Copy out each line containing "this" from the entries below.

[start of STORED ROWS]

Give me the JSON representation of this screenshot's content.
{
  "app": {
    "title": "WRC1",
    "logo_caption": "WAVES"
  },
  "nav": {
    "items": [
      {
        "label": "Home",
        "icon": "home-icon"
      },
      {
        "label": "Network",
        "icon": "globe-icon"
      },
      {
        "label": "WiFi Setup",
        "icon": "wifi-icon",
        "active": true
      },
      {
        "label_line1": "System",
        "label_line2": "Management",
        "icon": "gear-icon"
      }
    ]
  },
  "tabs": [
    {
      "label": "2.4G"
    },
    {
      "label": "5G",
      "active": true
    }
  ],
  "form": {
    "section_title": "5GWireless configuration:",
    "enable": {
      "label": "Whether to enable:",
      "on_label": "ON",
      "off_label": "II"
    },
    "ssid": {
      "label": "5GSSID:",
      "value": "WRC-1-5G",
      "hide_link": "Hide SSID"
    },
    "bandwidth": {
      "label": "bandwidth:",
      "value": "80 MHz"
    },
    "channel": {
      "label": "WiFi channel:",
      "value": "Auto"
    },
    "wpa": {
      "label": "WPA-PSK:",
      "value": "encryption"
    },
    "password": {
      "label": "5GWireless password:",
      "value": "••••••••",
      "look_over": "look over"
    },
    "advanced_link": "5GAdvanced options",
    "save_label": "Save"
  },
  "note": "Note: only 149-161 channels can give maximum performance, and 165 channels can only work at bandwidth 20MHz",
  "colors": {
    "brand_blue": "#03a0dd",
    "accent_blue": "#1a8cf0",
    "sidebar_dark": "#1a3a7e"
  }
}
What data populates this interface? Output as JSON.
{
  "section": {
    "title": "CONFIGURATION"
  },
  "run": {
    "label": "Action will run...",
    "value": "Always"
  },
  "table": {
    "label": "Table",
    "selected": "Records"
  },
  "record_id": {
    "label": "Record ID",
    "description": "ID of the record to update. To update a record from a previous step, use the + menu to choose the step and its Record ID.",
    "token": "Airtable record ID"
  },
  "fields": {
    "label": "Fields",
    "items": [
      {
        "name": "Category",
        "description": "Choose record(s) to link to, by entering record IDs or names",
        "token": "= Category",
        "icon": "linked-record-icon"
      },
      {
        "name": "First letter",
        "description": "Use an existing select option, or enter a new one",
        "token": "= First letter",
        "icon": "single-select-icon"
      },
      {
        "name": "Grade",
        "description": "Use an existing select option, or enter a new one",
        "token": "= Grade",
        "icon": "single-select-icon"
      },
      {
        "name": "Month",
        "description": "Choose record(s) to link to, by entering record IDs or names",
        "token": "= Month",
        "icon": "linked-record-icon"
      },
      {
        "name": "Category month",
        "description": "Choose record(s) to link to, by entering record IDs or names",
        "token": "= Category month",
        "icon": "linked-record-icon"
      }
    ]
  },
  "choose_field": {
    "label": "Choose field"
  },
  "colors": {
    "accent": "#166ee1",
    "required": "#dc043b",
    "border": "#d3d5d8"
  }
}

[end of STORED ROWS]

FULL SOLUTION:
Give me the JSON representation of this screenshot's content.
What data populates this interface? Output as JSON.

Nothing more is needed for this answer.